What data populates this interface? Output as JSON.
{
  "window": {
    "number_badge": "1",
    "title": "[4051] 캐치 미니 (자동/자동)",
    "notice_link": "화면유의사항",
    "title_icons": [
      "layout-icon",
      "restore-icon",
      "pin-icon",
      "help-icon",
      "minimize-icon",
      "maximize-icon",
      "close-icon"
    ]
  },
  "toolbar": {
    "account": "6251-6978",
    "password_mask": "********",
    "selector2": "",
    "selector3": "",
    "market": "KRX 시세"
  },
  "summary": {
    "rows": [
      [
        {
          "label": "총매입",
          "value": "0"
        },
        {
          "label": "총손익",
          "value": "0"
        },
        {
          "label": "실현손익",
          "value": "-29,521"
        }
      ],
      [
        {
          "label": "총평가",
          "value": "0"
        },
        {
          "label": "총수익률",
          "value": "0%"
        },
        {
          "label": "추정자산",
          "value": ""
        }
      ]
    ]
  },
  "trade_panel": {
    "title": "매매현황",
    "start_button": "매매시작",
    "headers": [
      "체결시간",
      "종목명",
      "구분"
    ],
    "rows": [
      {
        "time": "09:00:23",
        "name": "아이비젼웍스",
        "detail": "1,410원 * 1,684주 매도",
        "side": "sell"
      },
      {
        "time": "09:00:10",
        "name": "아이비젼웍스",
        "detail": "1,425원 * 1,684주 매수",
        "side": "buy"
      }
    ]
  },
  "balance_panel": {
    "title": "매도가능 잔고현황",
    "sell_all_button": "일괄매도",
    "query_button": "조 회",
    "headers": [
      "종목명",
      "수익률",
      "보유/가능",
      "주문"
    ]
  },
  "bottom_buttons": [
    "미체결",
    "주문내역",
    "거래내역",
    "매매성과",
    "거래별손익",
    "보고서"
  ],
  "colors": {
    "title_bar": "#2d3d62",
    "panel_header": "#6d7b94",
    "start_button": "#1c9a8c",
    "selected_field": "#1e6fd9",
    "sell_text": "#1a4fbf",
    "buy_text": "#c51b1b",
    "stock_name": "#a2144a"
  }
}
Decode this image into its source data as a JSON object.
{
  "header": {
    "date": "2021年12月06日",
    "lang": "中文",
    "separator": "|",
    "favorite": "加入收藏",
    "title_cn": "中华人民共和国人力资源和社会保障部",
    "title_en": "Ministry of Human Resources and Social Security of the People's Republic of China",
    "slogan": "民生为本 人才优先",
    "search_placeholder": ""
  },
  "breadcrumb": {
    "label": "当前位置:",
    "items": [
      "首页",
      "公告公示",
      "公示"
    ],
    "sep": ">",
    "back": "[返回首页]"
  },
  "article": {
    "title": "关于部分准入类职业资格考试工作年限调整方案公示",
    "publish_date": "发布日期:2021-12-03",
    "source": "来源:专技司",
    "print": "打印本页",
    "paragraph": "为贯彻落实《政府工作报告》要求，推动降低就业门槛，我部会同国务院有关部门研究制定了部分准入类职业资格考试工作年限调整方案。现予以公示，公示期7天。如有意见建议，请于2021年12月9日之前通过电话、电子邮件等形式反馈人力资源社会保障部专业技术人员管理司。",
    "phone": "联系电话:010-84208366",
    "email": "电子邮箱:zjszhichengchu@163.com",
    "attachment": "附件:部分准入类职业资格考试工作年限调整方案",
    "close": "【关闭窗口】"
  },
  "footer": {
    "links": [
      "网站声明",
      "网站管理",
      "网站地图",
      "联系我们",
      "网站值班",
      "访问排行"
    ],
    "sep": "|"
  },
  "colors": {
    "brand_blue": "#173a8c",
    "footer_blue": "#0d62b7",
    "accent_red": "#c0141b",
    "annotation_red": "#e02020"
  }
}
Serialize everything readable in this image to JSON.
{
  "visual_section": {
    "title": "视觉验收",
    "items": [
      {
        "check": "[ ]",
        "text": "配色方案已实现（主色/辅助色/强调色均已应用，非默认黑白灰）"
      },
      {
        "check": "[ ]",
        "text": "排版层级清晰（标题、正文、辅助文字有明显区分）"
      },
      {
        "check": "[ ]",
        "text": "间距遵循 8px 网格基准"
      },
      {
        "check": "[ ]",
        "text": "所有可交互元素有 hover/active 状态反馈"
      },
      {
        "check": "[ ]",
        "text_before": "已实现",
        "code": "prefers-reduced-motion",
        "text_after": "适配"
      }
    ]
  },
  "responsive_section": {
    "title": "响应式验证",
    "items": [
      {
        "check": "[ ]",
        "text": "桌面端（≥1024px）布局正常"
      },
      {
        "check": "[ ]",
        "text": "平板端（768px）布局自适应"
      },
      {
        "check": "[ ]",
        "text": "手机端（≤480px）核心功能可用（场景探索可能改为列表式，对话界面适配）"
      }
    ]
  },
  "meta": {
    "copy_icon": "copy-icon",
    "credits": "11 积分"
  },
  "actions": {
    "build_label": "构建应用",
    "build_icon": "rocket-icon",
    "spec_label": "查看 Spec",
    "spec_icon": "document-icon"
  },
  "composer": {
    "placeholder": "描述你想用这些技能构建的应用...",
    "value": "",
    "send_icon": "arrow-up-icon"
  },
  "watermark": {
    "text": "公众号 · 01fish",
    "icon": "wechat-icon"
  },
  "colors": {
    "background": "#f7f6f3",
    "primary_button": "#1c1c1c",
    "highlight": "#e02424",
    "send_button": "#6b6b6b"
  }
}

_ _ _ _

» Given task
Everything in the listing above should be restated exactly.

» Answer
What data populates this interface? Output as JSON.
{
  "window": {
    "number_badge": "1",
    "title": "[4051] 캐치 미니 (자동/자동)",
    "notice_link": "화면유의사항",
    "title_icons": [
      "layout-icon",
      "restore-icon",
      "pin-icon",
      "help-icon",
      "minimize-icon",
      "maximize-icon",
      "close-icon"
    ]
  },
  "toolbar": {
    "account": "6251-6978",
    "password_mask": "********",
    "selector2": "",
    "selector3": "",
    "market": "KRX 시세"
  },
  "summary": {
    "rows": [
      [
        {
          "label": "총매입",
          "value": "0"
        },
        {
          "label": "총손익",
          "value": "0"
        },
        {
          "label": "실현손익",
          "value": "-29,521"
        }
      ],
      [
        {
          "label": "총평가",
          "value": "0"
        },
        {
          "label": "총수익률",
          "value": "0%"
        },
        {
          "label": "추정자산",
          "value": ""
        }
      ]
    ]
  },
  "trade_panel": {
    "title": "매매현황",
    "start_button": "매매시작",
    "headers": [
      "체결시간",
      "종목명",
      "구분"
    ],
    "rows": [
      {
        "time": "09:00:23",
        "name": "아이비젼웍스",
        "detail": "1,410원 * 1,684주 매도",
        "side": "sell"
      },
      {
        "time": "09:00:10",
        "name": "아이비젼웍스",
        "detail": "1,425원 * 1,684주 매수",
        "side": "buy"
      }
    ]
  },
  "balance_panel": {
    "title": "매도가능 잔고현황",
    "sell_all_button": "일괄매도",
    "query_button": "조 회",
    "headers": [
      "종목명",
      "수익률",
      "보유/가능",
      "주문"
    ]
  },
  "bottom_buttons": [
    "미체결",
    "주문내역",
    "거래내역",
    "매매성과",
    "거래별손익",
    "보고서"
  ],
  "colors": {
    "title_bar": "#2d3d62",
    "panel_header": "#6d7b94",
    "start_button": "#1c9a8c",
    "selected_field": "#1e6fd9",
    "sell_text": "#1a4fbf",
    "buy_text": "#c51b1b",
    "stock_name": "#a2144a"
  }
}
Decode this image into its source data as a JSON object.
{
  "header": {
    "date": "2021年12月06日",
    "lang": "中文",
    "separator": "|",
    "favorite": "加入收藏",
    "title_cn": "中华人民共和国人力资源和社会保障部",
    "title_en": "Ministry of Human Resources and Social Security of the People's Republic of China",
    "slogan": "民生为本 人才优先",
    "search_placeholder": ""
  },
  "breadcrumb": {
    "label": "当前位置:",
    "items": [
      "首页",
      "公告公示",
      "公示"
    ],
    "sep": ">",
    "back": "[返回首页]"
  },
  "article": {
    "title": "关于部分准入类职业资格考试工作年限调整方案公示",
    "publish_date": "发布日期:2021-12-03",
    "source": "来源:专技司",
    "print": "打印本页",
    "paragraph": "为贯彻落实《政府工作报告》要求，推动降低就业门槛，我部会同国务院有关部门研究制定了部分准入类职业资格考试工作年限调整方案。现予以公示，公示期7天。如有意见建议，请于2021年12月9日之前通过电话、电子邮件等形式反馈人力资源社会保障部专业技术人员管理司。",
    "phone": "联系电话:010-84208366",
    "email": "电子邮箱:zjszhichengchu@163.com",
    "attachment": "附件:部分准入类职业资格考试工作年限调整方案",
    "close": "【关闭窗口】"
  },
  "footer": {
    "links": [
      "网站声明",
      "网站管理",
      "网站地图",
      "联系我们",
      "网站值班",
      "访问排行"
    ],
    "sep": "|"
  },
  "colors": {
    "brand_blue": "#173a8c",
    "footer_blue": "#0d62b7",
    "accent_red": "#c0141b",
    "annotation_red": "#e02020"
  }
}
Serialize everything readable in this image to JSON.
{
  "visual_section": {
    "title": "视觉验收",
    "items": [
      {
        "check": "[ ]",
        "text": "配色方案已实现（主色/辅助色/强调色均已应用，非默认黑白灰）"
      },
      {
        "check": "[ ]",
        "text": "排版层级清晰（标题、正文、辅助文字有明显区分）"
      },
      {
        "check": "[ ]",
        "text": "间距遵循 8px 网格基准"
      },
      {
        "check": "[ ]",
        "text": "所有可交互元素有 hover/active 状态反馈"
      },
      {
        "check": "[ ]",
        "text_before": "已实现",
        "code": "prefers-reduced-motion",
        "text_after": "适配"
      }
    ]
  },
  "responsive_section": {
    "title": "响应式验证",
    "items": [
      {
        "check": "[ ]",
        "text": "桌面端（≥1024px）布局正常"
      },
      {
        "check": "[ ]",
        "text": "平板端（768px）布局自适应"
      },
      {
        "check": "[ ]",
        "text": "手机端（≤480px）核心功能可用（场景探索可能改为列表式，对话界面适配）"
      }
    ]
  },
  "meta": {
    "copy_icon": "copy-icon",
    "credits": "11 积分"
  },
  "actions": {
    "build_label": "构建应用",
    "build_icon": "rocket-icon",
    "spec_label": "查看 Spec",
    "spec_icon": "document-icon"
  },
  "composer": {
    "placeholder": "描述你想用这些技能构建的应用...",
    "value": "",
    "send_icon": "arrow-up-icon"
  },
  "watermark": {
    "text": "公众号 · 01fish",
    "icon": "wechat-icon"
  },
  "colors": {
    "background": "#f7f6f3",
    "primary_button": "#1c1c1c",
    "highlight": "#e02424",
    "send_button": "#6b6b6b"
  }
}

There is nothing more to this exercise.